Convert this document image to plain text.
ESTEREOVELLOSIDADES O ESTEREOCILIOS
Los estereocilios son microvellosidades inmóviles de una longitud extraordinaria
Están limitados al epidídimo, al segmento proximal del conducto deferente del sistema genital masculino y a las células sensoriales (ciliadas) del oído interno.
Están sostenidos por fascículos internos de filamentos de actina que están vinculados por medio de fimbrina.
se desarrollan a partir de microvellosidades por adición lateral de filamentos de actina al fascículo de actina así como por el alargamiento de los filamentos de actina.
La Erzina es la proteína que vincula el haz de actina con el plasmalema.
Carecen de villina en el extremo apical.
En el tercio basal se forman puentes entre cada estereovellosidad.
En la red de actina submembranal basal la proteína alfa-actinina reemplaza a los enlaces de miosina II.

Task brief: Give an exact copy of all the data shown above.

Completed exercise:
Convert this document image to plain text.
ESTEREOVELLOSIDADES O ESTEREOCILIOS
Los estereocilios son microvellosidades inmóviles de una longitud extraordinaria
Están limitados al epidídimo, al segmento proximal del conducto deferente del sistema genital masculino y a las células sensoriales (ciliadas) del oído interno.
Están sostenidos por fascículos internos de filamentos de actina que están vinculados por medio de fimbrina.
se desarrollan a partir de microvellosidades por adición lateral de filamentos de actina al fascículo de actina así como por el alargamiento de los filamentos de actina.
La Erzina es la proteína que vincula el haz de actina con el plasmalema.
Carecen de villina en el extremo apical.
En el tercio basal se forman puentes entre cada estereovellosidad.
En la red de actina submembranal basal la proteína alfa-actinina reemplaza a los enlaces de miosina II.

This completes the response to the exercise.